■ Exercise
If a line in the material below has the word "link", copy it.

■ Listed entries
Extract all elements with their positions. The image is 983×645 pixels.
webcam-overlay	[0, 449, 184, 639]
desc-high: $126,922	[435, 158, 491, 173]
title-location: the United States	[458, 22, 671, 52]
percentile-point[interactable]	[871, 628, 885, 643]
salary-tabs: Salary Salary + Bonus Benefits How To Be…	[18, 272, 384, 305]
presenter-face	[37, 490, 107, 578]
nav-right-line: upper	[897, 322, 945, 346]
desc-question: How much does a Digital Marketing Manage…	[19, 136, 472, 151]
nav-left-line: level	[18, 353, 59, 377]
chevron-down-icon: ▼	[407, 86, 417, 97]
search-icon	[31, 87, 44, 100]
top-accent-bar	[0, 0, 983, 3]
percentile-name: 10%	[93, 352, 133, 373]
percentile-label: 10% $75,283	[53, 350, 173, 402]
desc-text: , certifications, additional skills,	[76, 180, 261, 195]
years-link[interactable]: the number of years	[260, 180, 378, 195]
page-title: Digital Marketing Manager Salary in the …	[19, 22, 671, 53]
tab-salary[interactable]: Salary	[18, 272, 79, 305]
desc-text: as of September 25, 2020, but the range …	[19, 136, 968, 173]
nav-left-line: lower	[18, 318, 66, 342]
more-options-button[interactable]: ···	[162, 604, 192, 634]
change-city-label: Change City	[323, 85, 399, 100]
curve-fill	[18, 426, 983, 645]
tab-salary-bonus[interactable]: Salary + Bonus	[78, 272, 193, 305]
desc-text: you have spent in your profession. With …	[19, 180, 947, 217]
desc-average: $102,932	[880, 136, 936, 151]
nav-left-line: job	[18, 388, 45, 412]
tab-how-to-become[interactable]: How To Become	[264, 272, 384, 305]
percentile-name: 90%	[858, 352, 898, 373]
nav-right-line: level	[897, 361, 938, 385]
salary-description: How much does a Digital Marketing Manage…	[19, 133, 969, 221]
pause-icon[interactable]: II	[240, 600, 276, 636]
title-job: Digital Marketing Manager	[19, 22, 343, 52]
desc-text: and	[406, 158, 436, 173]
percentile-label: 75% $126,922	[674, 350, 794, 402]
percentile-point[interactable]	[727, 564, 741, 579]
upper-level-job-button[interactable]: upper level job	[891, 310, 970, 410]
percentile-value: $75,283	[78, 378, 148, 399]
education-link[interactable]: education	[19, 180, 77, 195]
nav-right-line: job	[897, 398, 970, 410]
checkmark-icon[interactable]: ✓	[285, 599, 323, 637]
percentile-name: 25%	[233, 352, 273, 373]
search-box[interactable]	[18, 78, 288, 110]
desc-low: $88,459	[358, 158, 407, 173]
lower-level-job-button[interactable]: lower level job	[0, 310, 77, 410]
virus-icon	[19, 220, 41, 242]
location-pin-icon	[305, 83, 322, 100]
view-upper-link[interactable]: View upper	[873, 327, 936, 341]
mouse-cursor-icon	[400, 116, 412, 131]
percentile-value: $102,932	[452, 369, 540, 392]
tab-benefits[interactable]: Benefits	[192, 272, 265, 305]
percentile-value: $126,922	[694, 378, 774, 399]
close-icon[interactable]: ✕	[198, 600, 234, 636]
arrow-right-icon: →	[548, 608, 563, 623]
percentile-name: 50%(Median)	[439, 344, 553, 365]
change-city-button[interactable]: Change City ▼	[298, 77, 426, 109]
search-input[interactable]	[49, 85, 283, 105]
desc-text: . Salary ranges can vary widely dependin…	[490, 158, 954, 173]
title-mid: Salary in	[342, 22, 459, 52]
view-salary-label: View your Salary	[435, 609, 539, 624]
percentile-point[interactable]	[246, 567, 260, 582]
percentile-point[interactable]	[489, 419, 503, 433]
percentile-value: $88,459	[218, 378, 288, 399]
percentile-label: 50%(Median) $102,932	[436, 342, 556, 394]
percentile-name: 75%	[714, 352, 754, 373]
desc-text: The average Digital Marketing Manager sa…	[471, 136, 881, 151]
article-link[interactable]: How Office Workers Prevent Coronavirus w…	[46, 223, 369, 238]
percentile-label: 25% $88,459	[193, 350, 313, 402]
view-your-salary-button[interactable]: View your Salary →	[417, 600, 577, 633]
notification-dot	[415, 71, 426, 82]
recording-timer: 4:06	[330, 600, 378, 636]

■ Answer space
years-link[interactable]: the number of years	[260, 180, 378, 195]
education-link[interactable]: education	[19, 180, 77, 195]
view-upper-link[interactable]: View upper	[873, 327, 936, 341]
article-link[interactable]: How Office Workers Prevent Coronavirus w…	[46, 223, 369, 238]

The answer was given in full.